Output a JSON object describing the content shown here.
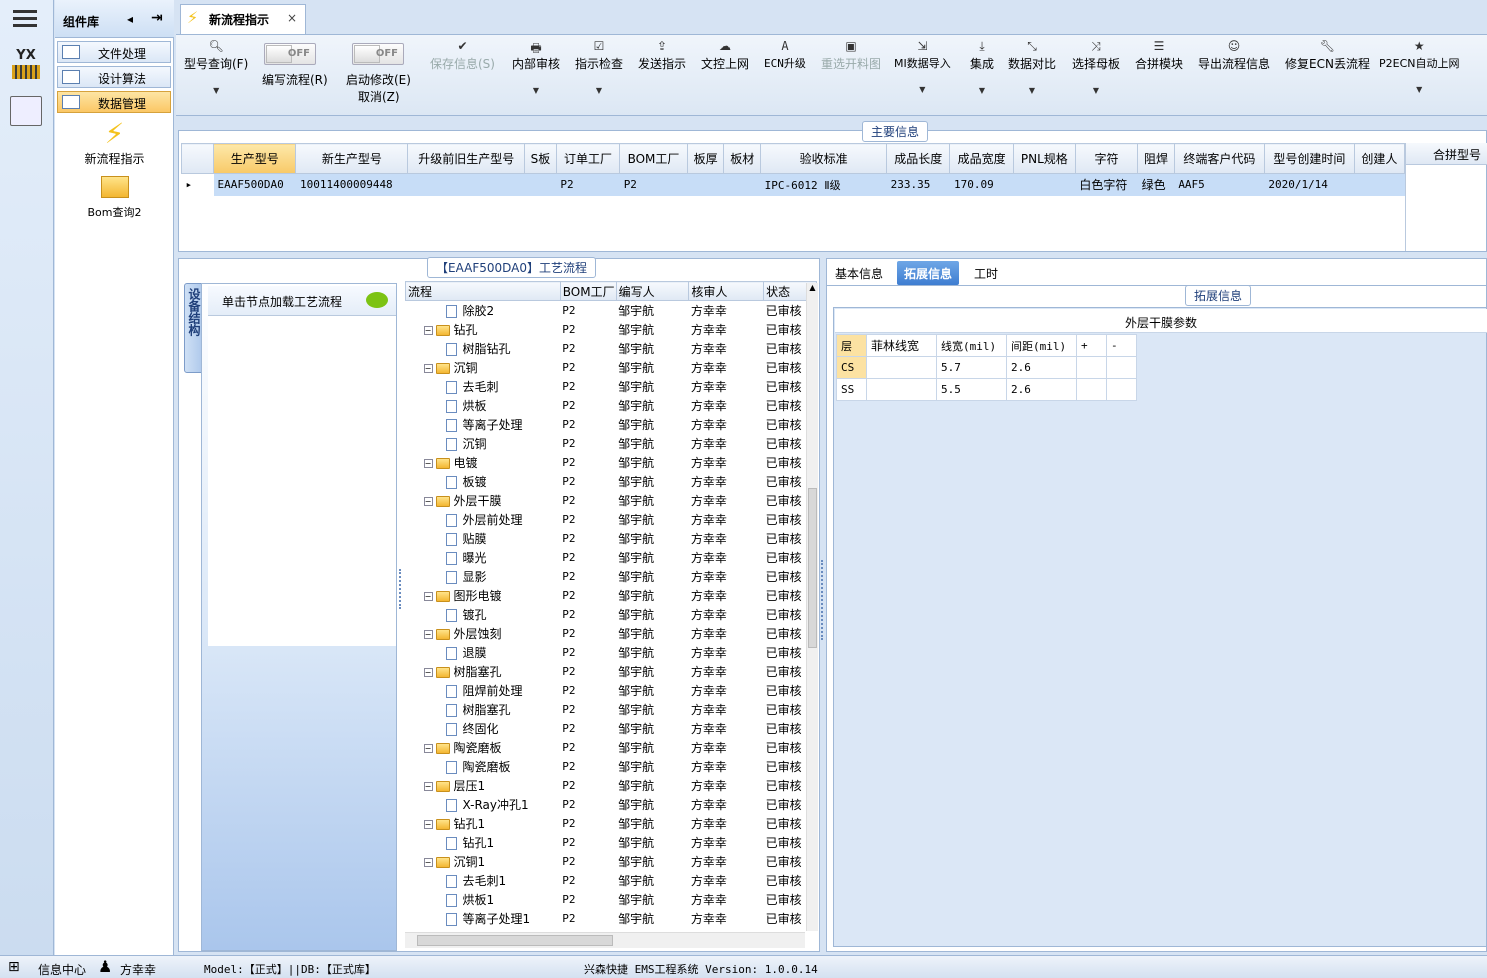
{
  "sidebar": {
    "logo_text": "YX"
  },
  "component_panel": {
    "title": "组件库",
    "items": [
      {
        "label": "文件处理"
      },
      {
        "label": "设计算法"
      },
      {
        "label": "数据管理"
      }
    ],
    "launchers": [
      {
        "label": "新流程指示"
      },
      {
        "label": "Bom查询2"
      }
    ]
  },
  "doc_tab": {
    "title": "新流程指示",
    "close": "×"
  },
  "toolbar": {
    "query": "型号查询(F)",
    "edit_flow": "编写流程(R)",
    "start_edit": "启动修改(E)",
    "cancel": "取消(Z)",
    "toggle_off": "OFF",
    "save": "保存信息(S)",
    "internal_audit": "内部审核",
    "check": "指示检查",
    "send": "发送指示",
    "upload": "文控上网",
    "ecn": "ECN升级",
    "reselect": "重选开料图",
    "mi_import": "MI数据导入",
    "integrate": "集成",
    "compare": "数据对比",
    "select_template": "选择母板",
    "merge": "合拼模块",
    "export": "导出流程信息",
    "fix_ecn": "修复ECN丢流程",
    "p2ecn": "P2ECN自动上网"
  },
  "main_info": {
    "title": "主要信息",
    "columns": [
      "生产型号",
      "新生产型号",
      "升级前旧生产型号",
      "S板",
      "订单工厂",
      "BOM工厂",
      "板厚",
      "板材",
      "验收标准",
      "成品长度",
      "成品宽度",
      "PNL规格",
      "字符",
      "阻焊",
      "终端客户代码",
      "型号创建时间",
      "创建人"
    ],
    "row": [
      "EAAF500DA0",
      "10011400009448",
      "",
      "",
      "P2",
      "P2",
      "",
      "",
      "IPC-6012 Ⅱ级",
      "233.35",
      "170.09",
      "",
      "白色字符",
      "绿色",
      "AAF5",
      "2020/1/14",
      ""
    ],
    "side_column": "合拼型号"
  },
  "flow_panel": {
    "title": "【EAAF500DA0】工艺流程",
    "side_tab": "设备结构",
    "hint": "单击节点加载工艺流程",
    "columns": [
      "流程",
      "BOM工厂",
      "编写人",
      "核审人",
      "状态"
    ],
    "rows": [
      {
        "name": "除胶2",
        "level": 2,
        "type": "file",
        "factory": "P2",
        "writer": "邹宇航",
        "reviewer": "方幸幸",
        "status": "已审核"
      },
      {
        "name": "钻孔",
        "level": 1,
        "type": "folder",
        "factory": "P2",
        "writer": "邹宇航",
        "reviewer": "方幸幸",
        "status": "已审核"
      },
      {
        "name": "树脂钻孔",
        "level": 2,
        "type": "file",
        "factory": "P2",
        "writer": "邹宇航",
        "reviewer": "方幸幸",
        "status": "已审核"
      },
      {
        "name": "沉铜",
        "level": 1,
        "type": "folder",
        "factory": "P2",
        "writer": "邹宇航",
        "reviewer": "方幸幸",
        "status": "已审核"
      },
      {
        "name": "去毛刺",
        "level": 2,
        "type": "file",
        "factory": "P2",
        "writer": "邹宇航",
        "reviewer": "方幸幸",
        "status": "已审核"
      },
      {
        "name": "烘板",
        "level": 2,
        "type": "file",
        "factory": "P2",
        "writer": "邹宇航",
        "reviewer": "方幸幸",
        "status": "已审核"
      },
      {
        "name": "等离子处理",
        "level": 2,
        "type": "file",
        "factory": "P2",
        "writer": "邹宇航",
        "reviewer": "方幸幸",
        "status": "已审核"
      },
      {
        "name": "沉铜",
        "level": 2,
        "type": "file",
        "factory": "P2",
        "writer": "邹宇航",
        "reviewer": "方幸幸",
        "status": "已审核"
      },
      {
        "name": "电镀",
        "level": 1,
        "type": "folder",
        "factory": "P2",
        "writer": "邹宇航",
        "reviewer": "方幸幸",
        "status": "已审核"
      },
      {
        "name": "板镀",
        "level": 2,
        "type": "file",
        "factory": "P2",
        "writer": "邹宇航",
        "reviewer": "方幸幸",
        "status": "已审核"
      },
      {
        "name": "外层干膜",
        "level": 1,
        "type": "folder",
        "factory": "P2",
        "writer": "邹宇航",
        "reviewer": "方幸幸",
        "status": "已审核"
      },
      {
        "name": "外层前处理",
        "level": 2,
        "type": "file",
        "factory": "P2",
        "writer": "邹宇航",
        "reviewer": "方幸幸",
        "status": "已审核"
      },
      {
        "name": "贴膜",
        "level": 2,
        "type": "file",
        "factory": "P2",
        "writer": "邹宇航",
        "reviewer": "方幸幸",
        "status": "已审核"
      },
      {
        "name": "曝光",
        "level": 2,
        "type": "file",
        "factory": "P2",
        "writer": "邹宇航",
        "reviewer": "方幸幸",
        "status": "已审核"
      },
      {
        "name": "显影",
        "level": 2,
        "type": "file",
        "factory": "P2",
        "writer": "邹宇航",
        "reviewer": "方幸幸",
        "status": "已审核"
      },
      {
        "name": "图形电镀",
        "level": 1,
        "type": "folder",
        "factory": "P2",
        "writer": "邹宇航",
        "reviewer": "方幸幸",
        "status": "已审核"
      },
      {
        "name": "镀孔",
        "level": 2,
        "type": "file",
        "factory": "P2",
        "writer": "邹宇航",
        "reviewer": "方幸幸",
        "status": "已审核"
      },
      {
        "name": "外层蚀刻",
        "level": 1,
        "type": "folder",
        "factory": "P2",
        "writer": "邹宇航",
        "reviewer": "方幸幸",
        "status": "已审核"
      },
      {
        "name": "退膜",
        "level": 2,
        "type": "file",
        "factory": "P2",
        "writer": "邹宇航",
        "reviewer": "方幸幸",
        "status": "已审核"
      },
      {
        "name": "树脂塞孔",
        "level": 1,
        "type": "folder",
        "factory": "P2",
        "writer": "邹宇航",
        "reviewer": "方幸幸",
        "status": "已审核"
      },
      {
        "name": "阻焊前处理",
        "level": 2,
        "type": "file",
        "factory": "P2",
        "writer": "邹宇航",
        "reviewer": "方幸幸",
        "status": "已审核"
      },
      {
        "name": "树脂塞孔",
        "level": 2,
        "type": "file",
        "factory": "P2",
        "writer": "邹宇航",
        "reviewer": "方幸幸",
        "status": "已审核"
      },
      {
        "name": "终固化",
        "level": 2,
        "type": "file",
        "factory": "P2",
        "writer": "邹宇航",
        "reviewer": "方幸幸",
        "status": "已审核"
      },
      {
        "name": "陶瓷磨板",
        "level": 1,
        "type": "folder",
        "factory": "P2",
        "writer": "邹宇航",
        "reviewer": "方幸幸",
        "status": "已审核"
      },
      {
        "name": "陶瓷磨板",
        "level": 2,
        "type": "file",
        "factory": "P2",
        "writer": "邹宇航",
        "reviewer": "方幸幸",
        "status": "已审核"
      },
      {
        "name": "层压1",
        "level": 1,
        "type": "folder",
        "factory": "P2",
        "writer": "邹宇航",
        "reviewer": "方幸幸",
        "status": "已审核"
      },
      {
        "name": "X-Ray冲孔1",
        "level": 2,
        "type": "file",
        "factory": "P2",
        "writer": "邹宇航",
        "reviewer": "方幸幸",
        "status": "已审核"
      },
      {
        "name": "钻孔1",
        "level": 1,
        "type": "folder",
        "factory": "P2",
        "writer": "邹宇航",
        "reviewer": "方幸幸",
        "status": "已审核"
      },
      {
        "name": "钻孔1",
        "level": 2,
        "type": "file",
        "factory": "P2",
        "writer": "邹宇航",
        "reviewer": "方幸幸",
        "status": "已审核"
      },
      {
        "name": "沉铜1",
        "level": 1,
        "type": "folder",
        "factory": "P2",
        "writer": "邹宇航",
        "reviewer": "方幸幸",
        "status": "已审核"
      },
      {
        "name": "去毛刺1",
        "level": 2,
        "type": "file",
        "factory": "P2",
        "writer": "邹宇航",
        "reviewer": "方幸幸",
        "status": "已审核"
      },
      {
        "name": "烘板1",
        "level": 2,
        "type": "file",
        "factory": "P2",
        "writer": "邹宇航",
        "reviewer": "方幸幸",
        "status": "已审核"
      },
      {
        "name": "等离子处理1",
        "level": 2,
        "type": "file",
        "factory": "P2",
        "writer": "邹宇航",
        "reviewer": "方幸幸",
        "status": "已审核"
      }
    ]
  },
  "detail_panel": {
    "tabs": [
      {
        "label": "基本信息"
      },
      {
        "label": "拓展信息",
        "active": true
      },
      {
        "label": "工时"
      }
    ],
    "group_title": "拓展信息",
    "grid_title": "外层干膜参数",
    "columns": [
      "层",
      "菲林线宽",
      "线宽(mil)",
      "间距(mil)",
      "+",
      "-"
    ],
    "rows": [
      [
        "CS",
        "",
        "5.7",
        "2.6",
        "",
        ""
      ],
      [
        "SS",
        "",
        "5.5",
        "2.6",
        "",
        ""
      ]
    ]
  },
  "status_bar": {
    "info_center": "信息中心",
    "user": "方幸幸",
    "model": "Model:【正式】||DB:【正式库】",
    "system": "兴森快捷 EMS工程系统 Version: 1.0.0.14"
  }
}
---
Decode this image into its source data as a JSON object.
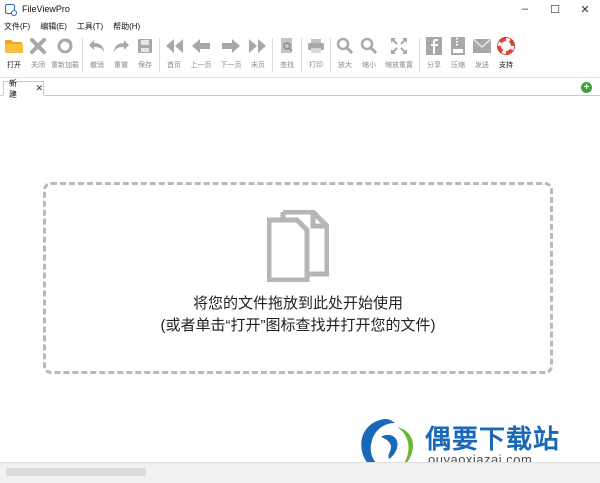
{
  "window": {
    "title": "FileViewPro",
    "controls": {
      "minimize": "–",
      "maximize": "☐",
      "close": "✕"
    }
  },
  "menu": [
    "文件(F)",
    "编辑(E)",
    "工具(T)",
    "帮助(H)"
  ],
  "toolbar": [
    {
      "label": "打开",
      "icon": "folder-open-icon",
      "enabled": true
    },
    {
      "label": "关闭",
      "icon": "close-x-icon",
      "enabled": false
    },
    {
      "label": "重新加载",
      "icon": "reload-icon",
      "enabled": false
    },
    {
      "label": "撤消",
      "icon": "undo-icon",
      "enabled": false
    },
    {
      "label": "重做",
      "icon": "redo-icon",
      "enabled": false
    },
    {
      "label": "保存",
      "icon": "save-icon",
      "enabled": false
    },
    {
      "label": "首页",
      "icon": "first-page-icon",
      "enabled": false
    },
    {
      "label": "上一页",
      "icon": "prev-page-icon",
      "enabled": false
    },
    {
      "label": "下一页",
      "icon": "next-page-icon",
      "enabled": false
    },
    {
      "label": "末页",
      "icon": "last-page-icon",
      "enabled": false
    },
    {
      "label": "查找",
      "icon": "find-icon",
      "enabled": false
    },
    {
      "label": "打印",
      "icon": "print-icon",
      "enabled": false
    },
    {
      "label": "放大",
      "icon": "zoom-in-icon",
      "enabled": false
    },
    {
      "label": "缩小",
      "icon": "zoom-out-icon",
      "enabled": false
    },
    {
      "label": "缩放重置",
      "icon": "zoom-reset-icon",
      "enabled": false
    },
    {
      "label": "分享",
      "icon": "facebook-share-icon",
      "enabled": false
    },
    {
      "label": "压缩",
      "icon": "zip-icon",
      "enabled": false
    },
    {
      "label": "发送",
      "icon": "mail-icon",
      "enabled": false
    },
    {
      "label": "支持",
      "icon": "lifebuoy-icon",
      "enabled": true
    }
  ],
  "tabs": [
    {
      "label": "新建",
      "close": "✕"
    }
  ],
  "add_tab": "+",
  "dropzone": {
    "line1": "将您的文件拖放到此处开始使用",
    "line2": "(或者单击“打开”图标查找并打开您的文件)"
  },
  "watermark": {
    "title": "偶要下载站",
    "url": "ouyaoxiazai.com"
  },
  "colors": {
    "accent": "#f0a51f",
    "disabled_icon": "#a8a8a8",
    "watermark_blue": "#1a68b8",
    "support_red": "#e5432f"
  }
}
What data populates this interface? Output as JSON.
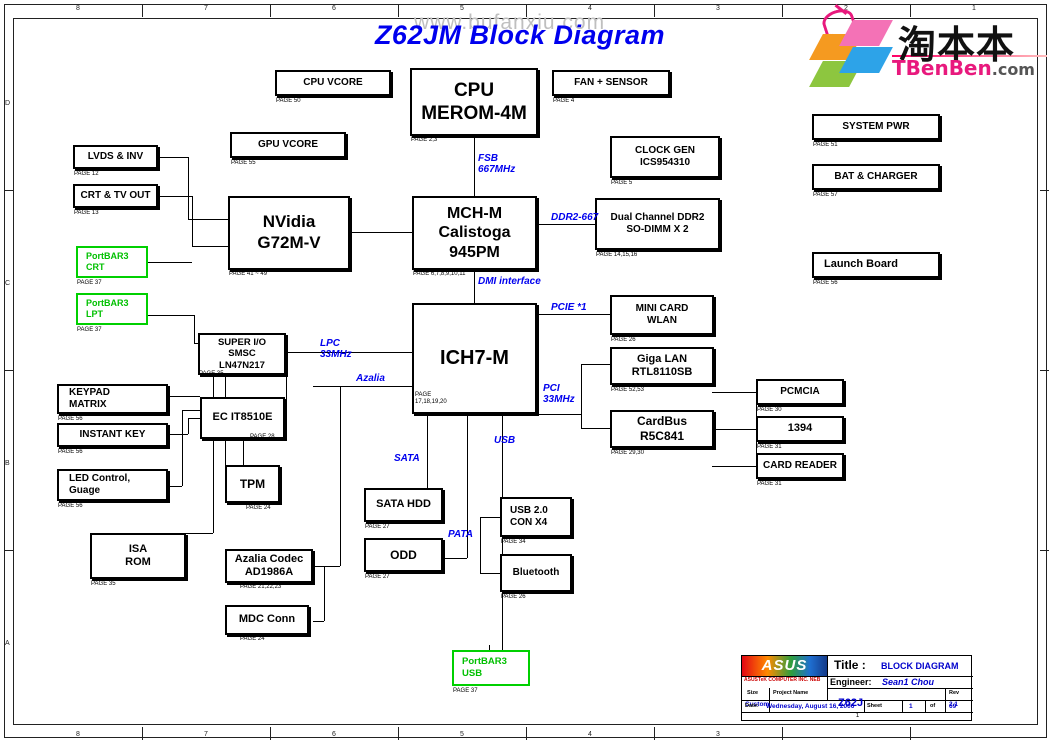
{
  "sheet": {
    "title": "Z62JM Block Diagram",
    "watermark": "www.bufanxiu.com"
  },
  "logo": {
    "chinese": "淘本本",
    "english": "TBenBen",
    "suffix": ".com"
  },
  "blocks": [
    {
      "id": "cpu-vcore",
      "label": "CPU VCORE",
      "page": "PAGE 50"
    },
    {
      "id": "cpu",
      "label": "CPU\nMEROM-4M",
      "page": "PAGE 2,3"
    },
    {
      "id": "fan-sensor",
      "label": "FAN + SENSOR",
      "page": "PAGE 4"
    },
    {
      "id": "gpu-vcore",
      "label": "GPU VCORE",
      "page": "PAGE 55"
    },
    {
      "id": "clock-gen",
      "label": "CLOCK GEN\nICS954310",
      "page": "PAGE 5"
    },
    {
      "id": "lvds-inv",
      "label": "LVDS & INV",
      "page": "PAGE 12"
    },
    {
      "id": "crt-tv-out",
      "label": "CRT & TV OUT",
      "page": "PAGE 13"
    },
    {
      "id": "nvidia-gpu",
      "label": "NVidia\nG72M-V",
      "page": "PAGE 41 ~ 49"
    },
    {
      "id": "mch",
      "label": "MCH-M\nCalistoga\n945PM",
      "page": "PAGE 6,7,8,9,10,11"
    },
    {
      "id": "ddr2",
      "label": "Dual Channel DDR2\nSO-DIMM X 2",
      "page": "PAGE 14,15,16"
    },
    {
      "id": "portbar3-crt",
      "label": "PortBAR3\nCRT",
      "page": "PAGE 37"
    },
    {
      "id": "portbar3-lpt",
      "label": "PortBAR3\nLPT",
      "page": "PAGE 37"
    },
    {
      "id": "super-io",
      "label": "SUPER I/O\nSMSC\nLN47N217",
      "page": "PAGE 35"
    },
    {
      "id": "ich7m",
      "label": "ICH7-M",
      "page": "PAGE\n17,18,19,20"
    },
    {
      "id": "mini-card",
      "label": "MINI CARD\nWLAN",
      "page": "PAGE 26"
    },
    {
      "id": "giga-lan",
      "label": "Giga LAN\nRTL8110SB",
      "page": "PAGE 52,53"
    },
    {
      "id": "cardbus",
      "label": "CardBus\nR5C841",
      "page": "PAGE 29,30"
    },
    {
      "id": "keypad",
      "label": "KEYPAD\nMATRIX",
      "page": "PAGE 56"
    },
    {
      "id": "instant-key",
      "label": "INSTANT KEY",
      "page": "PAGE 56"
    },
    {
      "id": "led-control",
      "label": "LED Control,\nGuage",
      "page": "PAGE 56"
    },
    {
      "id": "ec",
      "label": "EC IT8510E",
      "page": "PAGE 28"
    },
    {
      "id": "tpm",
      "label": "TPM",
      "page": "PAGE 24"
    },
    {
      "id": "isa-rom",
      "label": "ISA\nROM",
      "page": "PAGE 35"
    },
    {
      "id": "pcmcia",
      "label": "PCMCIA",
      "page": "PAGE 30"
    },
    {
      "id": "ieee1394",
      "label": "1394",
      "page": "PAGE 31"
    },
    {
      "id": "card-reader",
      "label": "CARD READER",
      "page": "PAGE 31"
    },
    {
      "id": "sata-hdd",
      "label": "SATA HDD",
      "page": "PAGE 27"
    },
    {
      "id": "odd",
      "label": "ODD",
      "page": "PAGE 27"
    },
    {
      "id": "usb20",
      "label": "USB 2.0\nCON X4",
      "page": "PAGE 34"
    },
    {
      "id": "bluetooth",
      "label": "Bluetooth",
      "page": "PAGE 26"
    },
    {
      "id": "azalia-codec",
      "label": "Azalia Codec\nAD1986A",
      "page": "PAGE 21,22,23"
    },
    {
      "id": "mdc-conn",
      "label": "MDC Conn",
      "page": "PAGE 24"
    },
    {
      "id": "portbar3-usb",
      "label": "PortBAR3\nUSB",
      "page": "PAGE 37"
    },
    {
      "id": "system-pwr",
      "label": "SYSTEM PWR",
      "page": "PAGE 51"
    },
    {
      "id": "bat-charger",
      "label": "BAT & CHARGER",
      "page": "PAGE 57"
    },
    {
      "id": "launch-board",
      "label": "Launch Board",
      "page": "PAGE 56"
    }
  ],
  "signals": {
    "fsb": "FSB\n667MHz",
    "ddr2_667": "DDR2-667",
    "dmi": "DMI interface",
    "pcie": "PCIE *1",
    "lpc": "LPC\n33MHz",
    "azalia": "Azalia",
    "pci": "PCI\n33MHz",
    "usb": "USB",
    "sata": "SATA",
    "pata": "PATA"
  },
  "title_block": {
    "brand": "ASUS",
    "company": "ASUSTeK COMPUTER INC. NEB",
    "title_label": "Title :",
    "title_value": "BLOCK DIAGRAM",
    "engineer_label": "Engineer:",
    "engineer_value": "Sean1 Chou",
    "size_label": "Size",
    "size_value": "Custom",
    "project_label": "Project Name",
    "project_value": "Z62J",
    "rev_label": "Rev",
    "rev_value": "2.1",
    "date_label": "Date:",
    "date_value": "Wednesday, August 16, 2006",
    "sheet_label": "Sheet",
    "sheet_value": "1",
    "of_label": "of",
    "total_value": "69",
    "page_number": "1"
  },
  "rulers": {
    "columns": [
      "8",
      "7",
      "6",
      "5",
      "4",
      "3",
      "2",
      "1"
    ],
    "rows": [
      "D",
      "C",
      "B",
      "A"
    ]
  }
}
* * *
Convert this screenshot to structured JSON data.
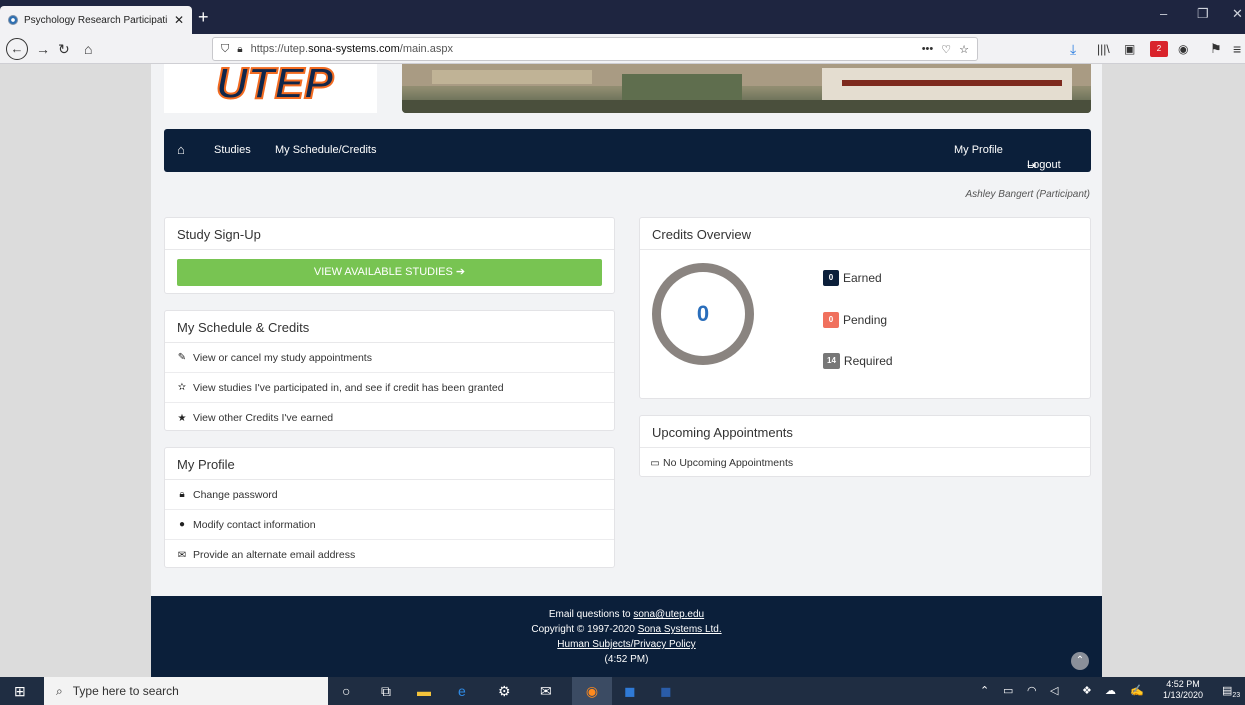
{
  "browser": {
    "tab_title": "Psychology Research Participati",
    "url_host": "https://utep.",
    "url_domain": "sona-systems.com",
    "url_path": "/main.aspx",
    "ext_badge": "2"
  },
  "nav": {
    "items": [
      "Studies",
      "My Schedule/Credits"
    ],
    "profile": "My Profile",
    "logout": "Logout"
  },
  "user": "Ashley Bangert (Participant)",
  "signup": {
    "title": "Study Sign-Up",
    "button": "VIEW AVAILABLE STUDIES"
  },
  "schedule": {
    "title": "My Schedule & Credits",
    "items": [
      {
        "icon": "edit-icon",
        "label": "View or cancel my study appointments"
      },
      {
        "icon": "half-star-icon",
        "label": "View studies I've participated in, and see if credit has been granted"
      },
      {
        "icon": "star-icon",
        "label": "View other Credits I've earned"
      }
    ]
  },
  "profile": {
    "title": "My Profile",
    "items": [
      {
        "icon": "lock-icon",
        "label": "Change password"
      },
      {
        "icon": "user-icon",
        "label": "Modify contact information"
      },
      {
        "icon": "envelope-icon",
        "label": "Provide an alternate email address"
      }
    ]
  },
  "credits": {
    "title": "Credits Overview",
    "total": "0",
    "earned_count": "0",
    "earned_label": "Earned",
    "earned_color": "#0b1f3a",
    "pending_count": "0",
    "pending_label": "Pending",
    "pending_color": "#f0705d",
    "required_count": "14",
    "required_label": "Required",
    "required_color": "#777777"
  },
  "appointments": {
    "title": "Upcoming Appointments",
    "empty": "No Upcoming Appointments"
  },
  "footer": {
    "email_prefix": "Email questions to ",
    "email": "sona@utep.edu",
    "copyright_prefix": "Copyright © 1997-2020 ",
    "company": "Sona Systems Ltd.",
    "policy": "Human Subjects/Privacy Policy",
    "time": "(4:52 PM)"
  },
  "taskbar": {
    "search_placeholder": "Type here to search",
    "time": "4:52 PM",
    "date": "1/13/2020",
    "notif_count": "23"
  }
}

§ **DIRECTIVE**:
Write out each line of the data that holds the string "user".

§ **ANSWER FOR THIS EXERCISE**:
    "user": "方幸幸",
  "user": "Ashley Bangert (Participant)",
        "icon": "user-icon",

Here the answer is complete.